- [To do]
Locate all lines with the word "text". Copy them.

- [Extracted material]
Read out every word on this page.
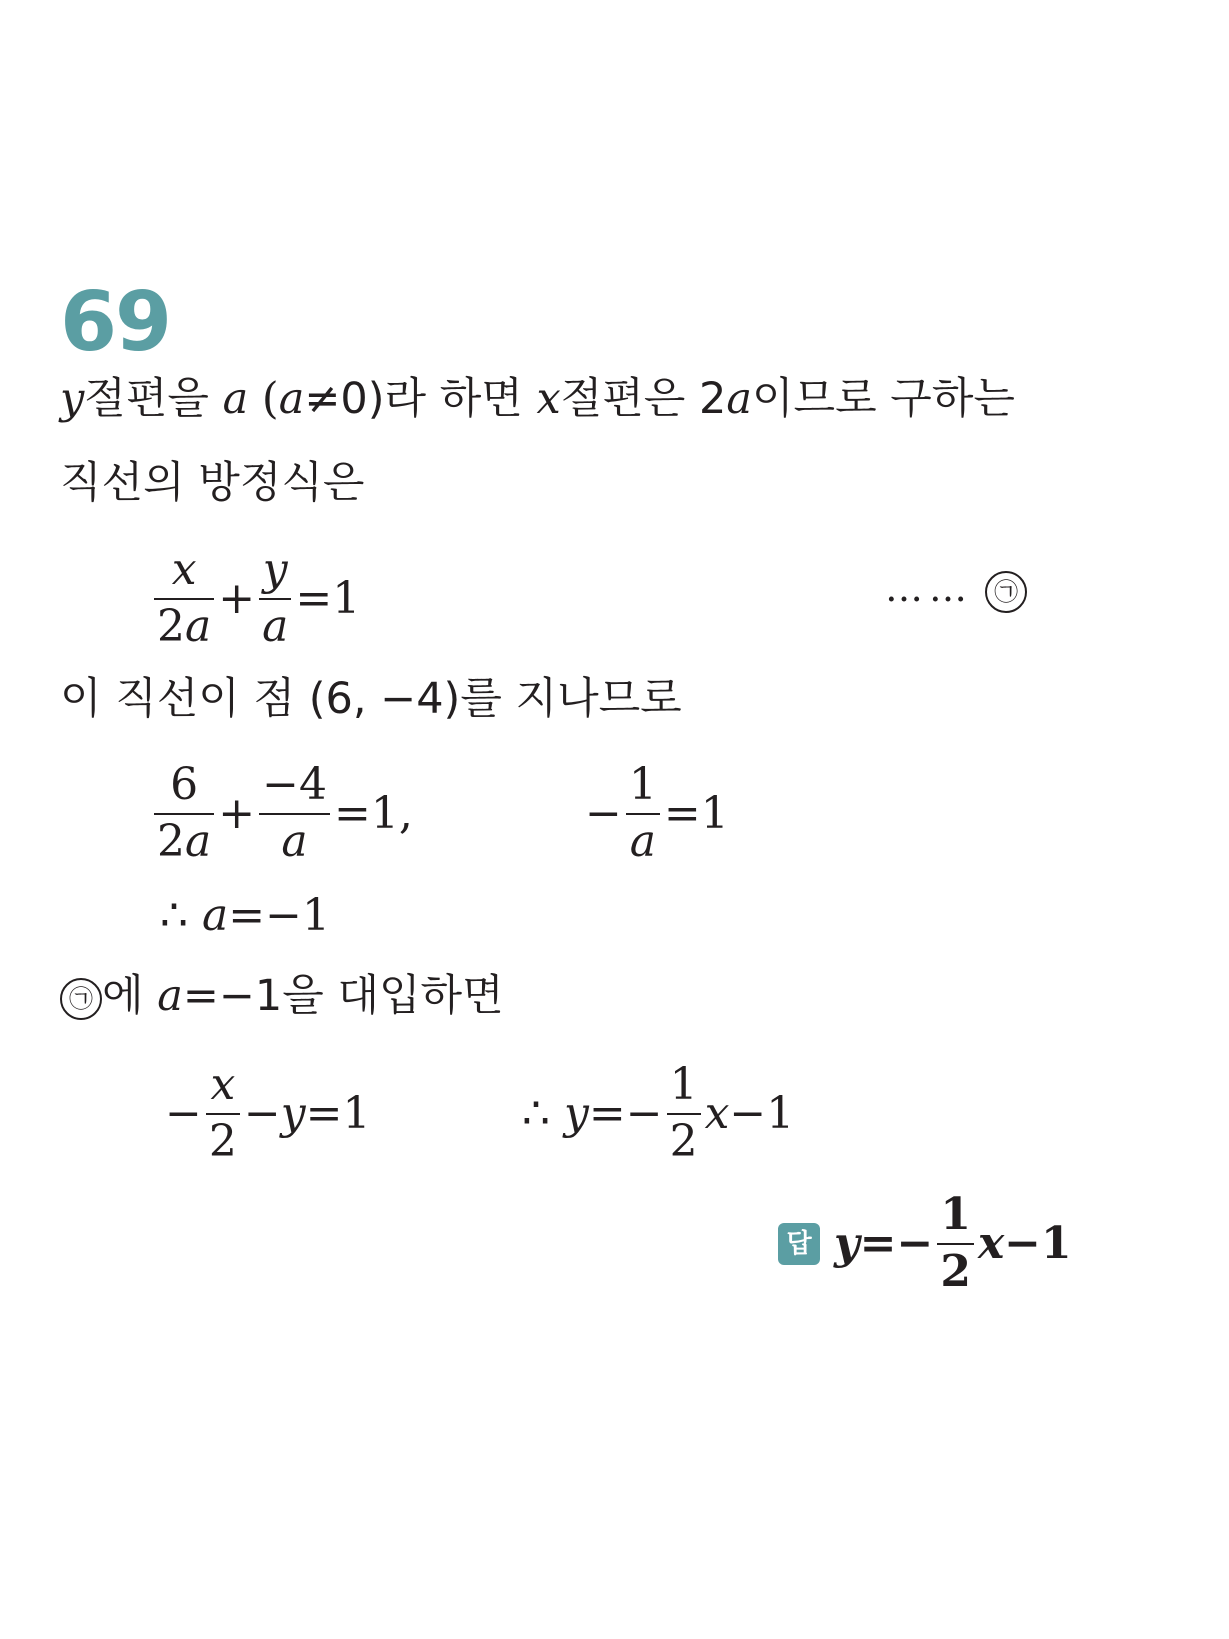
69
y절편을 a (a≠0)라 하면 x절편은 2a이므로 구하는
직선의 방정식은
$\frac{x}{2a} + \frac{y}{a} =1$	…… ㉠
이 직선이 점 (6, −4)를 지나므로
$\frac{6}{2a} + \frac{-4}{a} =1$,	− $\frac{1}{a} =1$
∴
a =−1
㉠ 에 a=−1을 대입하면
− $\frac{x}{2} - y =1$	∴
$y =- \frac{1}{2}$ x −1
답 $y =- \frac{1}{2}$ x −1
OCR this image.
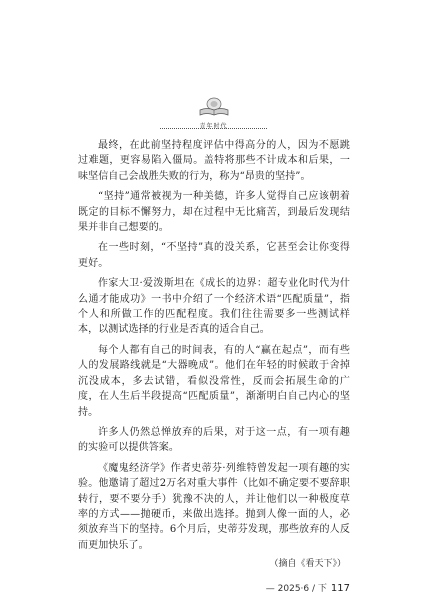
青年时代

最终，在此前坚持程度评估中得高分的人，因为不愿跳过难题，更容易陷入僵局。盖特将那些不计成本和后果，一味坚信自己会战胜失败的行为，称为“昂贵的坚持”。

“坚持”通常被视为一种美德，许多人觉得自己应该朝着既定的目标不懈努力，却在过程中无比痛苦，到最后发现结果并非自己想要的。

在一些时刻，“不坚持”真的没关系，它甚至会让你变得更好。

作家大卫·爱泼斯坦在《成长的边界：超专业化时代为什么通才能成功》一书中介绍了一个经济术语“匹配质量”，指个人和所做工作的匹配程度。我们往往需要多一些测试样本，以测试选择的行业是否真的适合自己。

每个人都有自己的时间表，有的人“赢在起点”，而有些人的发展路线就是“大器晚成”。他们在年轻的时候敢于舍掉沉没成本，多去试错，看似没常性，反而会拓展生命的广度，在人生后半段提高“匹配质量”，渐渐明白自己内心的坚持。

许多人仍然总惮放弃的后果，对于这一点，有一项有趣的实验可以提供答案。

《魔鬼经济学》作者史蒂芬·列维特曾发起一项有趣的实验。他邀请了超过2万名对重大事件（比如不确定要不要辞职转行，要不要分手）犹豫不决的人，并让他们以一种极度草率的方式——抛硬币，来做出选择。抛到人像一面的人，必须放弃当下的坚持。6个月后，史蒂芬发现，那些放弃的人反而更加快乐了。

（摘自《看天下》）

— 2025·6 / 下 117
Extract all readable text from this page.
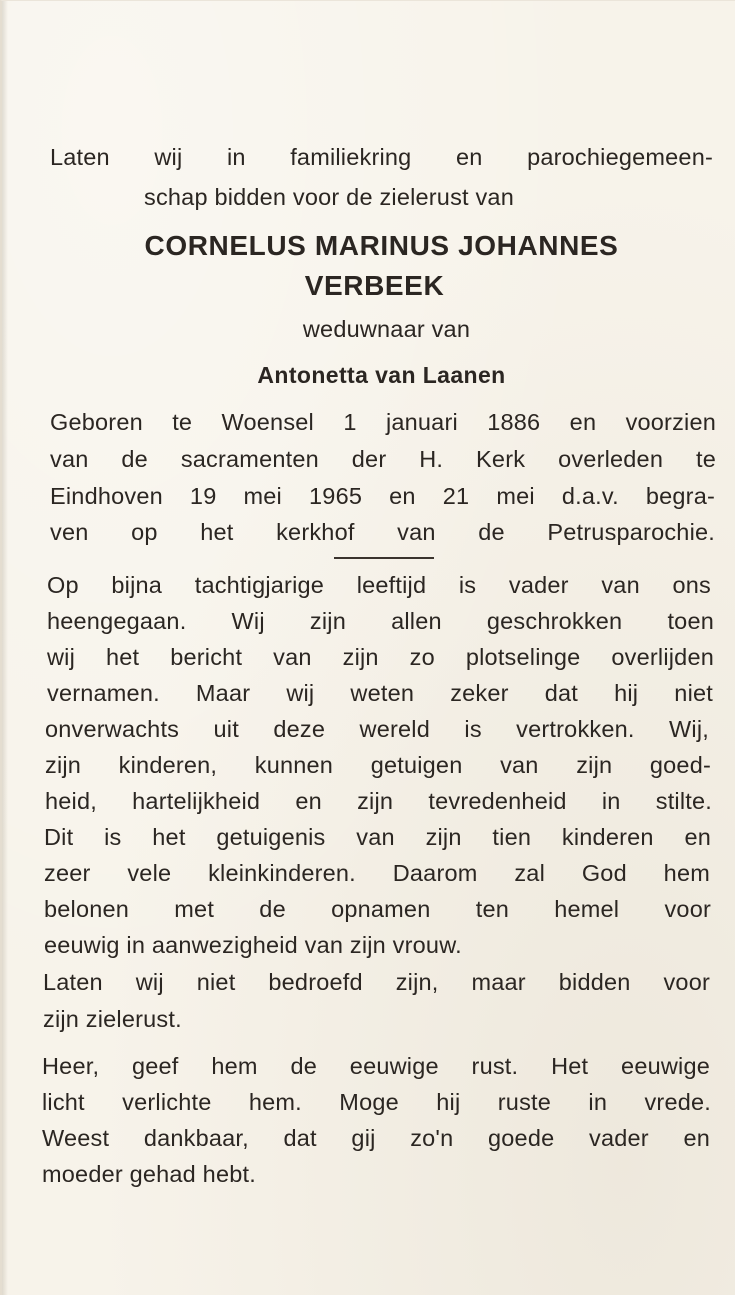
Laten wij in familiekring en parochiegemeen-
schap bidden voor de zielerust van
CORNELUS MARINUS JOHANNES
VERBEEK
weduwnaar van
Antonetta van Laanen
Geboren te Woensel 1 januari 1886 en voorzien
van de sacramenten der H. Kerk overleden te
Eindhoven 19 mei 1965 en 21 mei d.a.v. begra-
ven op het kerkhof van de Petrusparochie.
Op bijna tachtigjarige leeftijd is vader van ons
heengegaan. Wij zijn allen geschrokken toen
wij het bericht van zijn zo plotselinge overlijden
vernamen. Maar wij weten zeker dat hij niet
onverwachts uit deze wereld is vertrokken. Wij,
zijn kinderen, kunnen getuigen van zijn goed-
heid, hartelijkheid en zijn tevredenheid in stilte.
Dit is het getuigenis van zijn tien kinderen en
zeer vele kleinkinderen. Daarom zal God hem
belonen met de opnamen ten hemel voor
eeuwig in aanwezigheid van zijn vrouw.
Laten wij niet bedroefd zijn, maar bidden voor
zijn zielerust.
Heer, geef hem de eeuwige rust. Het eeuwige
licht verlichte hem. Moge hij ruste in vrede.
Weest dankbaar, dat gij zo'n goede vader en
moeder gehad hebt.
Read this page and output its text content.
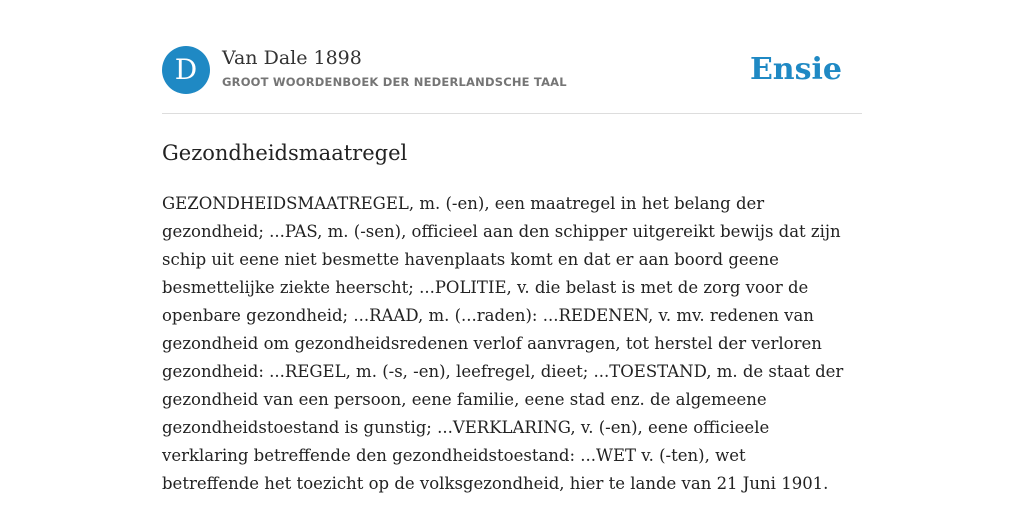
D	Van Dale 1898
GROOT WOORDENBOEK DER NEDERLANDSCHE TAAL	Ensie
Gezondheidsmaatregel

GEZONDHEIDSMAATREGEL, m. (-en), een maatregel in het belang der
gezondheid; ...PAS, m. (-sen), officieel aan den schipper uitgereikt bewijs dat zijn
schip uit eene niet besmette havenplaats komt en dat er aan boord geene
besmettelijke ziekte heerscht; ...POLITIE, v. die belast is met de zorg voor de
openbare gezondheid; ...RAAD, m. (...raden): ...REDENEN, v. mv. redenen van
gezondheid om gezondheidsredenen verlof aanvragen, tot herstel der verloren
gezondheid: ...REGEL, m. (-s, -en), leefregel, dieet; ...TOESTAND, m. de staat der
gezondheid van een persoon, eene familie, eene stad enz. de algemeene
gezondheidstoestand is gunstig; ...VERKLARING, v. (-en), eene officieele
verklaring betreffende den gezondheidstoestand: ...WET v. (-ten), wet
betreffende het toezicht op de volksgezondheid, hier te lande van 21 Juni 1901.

- [Problem solution]
Extract all readable text from this page.
Read this page and output its text content.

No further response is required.